**WORKING DATA**.
----------

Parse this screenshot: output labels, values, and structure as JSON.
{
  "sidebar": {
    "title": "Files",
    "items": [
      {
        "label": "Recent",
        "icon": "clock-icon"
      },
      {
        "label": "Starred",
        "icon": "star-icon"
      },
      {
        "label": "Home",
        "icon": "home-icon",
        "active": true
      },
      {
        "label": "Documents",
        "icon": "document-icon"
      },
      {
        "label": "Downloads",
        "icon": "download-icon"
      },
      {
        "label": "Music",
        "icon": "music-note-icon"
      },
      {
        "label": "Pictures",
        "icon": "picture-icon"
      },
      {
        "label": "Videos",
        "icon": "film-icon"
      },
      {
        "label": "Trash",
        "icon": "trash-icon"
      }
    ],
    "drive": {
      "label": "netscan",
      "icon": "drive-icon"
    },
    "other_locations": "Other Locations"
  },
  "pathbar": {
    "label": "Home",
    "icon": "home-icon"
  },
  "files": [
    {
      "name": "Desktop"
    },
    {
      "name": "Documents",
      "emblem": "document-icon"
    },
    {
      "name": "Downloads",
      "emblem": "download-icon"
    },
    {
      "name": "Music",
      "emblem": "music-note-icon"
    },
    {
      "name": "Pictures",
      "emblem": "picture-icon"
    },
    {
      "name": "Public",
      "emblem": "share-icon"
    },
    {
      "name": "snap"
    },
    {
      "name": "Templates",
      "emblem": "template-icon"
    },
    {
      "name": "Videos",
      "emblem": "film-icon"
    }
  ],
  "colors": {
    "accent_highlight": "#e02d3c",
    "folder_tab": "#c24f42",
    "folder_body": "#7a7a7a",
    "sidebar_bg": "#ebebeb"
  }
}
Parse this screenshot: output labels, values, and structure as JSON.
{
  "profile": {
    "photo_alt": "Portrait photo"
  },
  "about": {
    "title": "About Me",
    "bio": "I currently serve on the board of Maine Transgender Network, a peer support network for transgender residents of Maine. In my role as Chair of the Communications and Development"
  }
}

----------

**WHAT IS REQUIRED**. Filter the listing for the word "name" and copy every line that holds it.

**SOLUTION TO THIS EXERCISE**.
      "name": "Desktop"
      "name": "Documents",
      "name": "Downloads",
      "name": "Music",
      "name": "Pictures",
      "name": "Public",
      "name": "snap"
      "name": "Templates",
      "name": "Videos",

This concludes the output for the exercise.